[start SOURCE RECORDS]

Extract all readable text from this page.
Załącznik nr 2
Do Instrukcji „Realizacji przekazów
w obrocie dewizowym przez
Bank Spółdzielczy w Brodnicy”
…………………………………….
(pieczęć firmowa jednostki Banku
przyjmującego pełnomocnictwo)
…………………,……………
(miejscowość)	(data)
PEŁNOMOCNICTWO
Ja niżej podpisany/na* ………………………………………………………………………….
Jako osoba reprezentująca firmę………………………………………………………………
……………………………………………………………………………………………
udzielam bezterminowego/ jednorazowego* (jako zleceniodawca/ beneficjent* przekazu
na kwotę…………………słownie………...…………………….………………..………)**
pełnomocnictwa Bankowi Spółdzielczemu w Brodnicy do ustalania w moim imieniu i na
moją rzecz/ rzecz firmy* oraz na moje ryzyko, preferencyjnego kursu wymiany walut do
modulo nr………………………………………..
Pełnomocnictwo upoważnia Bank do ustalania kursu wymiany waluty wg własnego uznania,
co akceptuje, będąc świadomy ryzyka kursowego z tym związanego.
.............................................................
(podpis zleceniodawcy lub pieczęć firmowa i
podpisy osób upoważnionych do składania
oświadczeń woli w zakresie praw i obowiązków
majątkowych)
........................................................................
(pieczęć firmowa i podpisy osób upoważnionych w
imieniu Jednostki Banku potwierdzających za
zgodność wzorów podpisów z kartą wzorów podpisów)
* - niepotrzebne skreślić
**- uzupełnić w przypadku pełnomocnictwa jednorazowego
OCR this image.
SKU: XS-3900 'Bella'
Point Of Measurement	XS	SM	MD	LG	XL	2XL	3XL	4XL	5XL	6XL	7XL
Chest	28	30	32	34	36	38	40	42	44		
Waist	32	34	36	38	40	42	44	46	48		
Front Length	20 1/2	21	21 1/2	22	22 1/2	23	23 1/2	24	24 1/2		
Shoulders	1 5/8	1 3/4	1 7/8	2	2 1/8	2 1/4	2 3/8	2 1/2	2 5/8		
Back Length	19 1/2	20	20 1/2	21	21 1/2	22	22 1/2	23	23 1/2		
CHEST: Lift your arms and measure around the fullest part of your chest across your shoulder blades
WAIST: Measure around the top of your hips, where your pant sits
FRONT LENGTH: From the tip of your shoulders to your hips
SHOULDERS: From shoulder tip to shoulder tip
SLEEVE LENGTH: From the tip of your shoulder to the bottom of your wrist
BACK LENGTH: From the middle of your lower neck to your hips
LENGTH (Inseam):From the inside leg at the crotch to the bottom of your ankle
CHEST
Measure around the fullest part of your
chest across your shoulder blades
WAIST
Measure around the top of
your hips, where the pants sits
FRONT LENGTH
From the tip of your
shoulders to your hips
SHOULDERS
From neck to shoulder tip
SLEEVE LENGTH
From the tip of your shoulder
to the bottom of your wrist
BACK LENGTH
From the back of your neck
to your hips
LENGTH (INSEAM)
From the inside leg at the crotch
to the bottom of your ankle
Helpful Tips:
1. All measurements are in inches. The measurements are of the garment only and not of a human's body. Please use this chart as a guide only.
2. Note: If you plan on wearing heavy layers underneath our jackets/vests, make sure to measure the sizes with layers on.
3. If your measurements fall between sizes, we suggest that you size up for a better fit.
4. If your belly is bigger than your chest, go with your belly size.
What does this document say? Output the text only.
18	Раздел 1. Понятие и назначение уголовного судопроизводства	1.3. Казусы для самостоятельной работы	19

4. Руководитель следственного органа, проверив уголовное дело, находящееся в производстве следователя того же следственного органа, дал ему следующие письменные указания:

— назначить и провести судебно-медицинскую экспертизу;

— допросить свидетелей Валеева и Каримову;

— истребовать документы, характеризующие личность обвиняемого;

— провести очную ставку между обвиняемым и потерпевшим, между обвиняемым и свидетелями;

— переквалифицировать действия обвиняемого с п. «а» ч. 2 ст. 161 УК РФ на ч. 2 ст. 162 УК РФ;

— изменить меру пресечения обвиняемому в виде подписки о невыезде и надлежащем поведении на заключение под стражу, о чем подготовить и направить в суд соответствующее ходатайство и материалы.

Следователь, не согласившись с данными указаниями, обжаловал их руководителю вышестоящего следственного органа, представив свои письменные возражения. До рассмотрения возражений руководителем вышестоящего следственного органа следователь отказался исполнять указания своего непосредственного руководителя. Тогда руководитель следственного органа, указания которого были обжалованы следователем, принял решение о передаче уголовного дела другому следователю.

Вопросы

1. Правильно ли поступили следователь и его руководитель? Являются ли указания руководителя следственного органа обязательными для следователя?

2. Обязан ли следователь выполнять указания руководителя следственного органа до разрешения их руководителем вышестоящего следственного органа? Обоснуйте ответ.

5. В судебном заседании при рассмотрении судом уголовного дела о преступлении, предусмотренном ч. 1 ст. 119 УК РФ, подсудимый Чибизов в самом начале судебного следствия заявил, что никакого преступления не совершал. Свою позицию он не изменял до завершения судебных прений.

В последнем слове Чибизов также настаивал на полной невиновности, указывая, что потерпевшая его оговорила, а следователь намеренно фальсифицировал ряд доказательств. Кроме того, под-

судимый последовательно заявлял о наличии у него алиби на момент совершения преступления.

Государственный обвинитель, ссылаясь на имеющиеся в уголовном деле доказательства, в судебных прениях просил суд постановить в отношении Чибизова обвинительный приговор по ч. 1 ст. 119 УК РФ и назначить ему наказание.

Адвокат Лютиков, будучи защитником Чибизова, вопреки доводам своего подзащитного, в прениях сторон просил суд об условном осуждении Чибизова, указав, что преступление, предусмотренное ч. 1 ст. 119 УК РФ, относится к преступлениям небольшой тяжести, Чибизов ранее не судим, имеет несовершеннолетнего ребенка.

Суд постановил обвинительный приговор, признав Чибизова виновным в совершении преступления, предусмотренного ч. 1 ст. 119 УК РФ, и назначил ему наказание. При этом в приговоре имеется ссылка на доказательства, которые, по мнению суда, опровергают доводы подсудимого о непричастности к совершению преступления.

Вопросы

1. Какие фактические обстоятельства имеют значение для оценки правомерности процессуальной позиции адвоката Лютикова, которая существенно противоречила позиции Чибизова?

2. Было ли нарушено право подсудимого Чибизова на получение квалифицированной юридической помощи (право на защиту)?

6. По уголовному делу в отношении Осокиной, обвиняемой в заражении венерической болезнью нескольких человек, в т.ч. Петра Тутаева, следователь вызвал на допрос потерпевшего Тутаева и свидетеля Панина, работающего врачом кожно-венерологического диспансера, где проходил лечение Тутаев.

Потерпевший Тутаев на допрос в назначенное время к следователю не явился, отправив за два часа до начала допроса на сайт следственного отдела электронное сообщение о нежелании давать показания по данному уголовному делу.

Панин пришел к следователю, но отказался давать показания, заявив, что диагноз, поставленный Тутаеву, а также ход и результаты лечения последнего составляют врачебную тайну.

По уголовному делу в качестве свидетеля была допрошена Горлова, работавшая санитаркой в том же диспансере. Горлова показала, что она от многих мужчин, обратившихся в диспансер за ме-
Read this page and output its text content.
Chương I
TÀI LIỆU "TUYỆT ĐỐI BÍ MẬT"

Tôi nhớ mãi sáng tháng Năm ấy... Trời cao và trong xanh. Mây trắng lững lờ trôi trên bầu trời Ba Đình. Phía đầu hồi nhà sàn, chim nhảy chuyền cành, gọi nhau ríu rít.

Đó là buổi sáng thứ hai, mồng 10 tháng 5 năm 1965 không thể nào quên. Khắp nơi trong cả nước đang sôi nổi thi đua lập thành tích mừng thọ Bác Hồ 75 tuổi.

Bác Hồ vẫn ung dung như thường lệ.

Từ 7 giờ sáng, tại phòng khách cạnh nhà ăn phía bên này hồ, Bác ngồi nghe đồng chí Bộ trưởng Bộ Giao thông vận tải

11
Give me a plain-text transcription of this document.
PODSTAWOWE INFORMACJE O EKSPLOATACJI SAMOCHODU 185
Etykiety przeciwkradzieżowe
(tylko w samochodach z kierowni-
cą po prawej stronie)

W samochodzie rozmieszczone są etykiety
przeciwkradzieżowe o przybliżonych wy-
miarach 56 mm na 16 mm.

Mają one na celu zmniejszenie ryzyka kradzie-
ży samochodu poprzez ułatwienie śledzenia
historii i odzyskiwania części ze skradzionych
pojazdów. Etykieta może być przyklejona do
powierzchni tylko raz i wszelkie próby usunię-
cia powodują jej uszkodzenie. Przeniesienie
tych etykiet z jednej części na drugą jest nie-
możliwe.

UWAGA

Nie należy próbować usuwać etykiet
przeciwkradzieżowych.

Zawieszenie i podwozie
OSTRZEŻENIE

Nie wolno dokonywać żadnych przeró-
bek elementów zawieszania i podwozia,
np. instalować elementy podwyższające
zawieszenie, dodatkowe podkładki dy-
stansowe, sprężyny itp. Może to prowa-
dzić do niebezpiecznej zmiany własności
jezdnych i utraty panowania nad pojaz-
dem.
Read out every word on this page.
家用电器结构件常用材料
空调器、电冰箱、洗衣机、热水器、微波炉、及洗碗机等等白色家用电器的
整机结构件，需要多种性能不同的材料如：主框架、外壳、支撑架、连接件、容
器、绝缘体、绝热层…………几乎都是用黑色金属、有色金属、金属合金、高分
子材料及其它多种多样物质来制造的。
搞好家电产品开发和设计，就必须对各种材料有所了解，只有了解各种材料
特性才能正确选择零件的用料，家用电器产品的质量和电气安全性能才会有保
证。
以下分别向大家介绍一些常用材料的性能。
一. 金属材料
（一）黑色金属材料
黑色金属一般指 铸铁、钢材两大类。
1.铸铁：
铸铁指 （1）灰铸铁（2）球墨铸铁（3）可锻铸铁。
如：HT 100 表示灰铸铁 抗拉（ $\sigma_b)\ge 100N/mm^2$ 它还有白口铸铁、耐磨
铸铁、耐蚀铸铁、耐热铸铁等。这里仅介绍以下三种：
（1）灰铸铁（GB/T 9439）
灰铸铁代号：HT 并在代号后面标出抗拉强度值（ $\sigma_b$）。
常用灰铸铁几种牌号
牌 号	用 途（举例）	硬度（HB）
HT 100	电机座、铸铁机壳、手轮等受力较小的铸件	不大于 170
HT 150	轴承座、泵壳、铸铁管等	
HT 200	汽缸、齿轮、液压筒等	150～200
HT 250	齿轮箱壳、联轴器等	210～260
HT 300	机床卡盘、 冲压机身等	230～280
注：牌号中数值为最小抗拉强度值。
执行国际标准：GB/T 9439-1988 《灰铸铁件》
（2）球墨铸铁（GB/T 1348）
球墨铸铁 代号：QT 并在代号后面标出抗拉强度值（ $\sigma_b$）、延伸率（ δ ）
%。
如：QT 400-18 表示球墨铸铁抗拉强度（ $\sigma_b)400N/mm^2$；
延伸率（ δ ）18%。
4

[end SOURCE RECORDS]

→ INSTRUCTION:
Pick out and copy the lines of the entries that hold the string "firmowa".

→ WRITTEN RESPONSE:
(pieczęć firmowa jednostki Banku
(podpis zleceniodawcy lub pieczęć firmowa i
(pieczęć firmowa i podpisy osób upoważnionych w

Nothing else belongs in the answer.